> [Stated problem]: Omit all images. Write out the rest of the material exactly.

Data entries for graphics:
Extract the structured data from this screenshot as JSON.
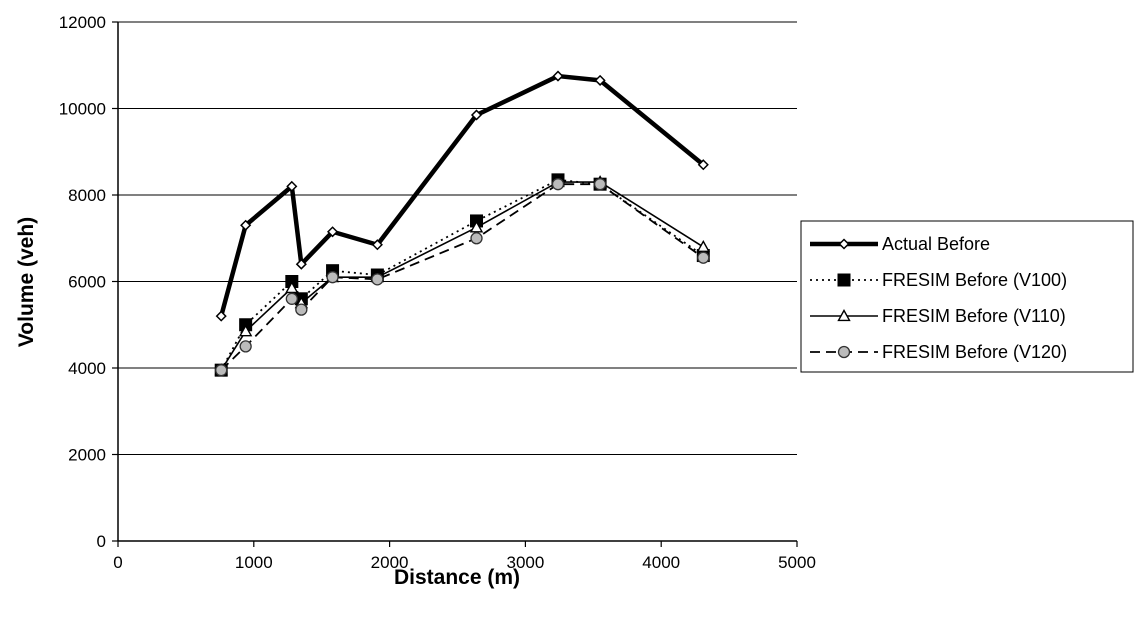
{
  "chart_data": {
    "type": "line",
    "xlabel": "Distance (m)",
    "ylabel": "Volume (veh)",
    "xlim": [
      0,
      5000
    ],
    "ylim": [
      0,
      12000
    ],
    "xticks": [
      0,
      1000,
      2000,
      3000,
      4000,
      5000
    ],
    "yticks": [
      0,
      2000,
      4000,
      6000,
      8000,
      10000,
      12000
    ],
    "grid": "horizontal",
    "legend_position": "right",
    "series": [
      {
        "name": "Actual Before",
        "style": "thick-solid",
        "marker": "diamond",
        "color": "#000000",
        "points": [
          [
            760,
            5200
          ],
          [
            940,
            7300
          ],
          [
            1280,
            8200
          ],
          [
            1350,
            6400
          ],
          [
            1580,
            7150
          ],
          [
            1910,
            6850
          ],
          [
            2640,
            9850
          ],
          [
            3240,
            10750
          ],
          [
            3550,
            10650
          ],
          [
            4310,
            8700
          ]
        ]
      },
      {
        "name": "FRESIM Before (V100)",
        "style": "dotted",
        "marker": "square",
        "color": "#000000",
        "points": [
          [
            760,
            3950
          ],
          [
            940,
            5000
          ],
          [
            1280,
            6000
          ],
          [
            1350,
            5600
          ],
          [
            1580,
            6250
          ],
          [
            1910,
            6150
          ],
          [
            2640,
            7400
          ],
          [
            3240,
            8350
          ],
          [
            3550,
            8250
          ],
          [
            4310,
            6600
          ]
        ]
      },
      {
        "name": "FRESIM Before (V110)",
        "style": "solid",
        "marker": "triangle",
        "color": "#000000",
        "points": [
          [
            760,
            3950
          ],
          [
            940,
            4850
          ],
          [
            1280,
            5850
          ],
          [
            1350,
            5500
          ],
          [
            1580,
            6100
          ],
          [
            1910,
            6100
          ],
          [
            2640,
            7250
          ],
          [
            3240,
            8300
          ],
          [
            3550,
            8300
          ],
          [
            4310,
            6800
          ]
        ]
      },
      {
        "name": "FRESIM Before (V120)",
        "style": "dashed",
        "marker": "circle",
        "color": "#000000",
        "points": [
          [
            760,
            3950
          ],
          [
            940,
            4500
          ],
          [
            1280,
            5600
          ],
          [
            1350,
            5350
          ],
          [
            1580,
            6100
          ],
          [
            1910,
            6050
          ],
          [
            2640,
            7000
          ],
          [
            3240,
            8250
          ],
          [
            3550,
            8250
          ],
          [
            4310,
            6550
          ]
        ]
      }
    ]
  }
}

> [Exercise result]:
Extract the structured data from this screenshot as JSON.
{
  "chart_data": {
    "type": "line",
    "xlabel": "Distance (m)",
    "ylabel": "Volume (veh)",
    "xlim": [
      0,
      5000
    ],
    "ylim": [
      0,
      12000
    ],
    "xticks": [
      0,
      1000,
      2000,
      3000,
      4000,
      5000
    ],
    "yticks": [
      0,
      2000,
      4000,
      6000,
      8000,
      10000,
      12000
    ],
    "grid": "horizontal",
    "legend_position": "right",
    "series": [
      {
        "name": "Actual Before",
        "style": "thick-solid",
        "marker": "diamond",
        "color": "#000000",
        "points": [
          [
            760,
            5200
          ],
          [
            940,
            7300
          ],
          [
            1280,
            8200
          ],
          [
            1350,
            6400
          ],
          [
            1580,
            7150
          ],
          [
            1910,
            6850
          ],
          [
            2640,
            9850
          ],
          [
            3240,
            10750
          ],
          [
            3550,
            10650
          ],
          [
            4310,
            8700
          ]
        ]
      },
      {
        "name": "FRESIM Before (V100)",
        "style": "dotted",
        "marker": "square",
        "color": "#000000",
        "points": [
          [
            760,
            3950
          ],
          [
            940,
            5000
          ],
          [
            1280,
            6000
          ],
          [
            1350,
            5600
          ],
          [
            1580,
            6250
          ],
          [
            1910,
            6150
          ],
          [
            2640,
            7400
          ],
          [
            3240,
            8350
          ],
          [
            3550,
            8250
          ],
          [
            4310,
            6600
          ]
        ]
      },
      {
        "name": "FRESIM Before (V110)",
        "style": "solid",
        "marker": "triangle",
        "color": "#000000",
        "points": [
          [
            760,
            3950
          ],
          [
            940,
            4850
          ],
          [
            1280,
            5850
          ],
          [
            1350,
            5500
          ],
          [
            1580,
            6100
          ],
          [
            1910,
            6100
          ],
          [
            2640,
            7250
          ],
          [
            3240,
            8300
          ],
          [
            3550,
            8300
          ],
          [
            4310,
            6800
          ]
        ]
      },
      {
        "name": "FRESIM Before (V120)",
        "style": "dashed",
        "marker": "circle",
        "color": "#000000",
        "points": [
          [
            760,
            3950
          ],
          [
            940,
            4500
          ],
          [
            1280,
            5600
          ],
          [
            1350,
            5350
          ],
          [
            1580,
            6100
          ],
          [
            1910,
            6050
          ],
          [
            2640,
            7000
          ],
          [
            3240,
            8250
          ],
          [
            3550,
            8250
          ],
          [
            4310,
            6550
          ]
        ]
      }
    ]
  }
}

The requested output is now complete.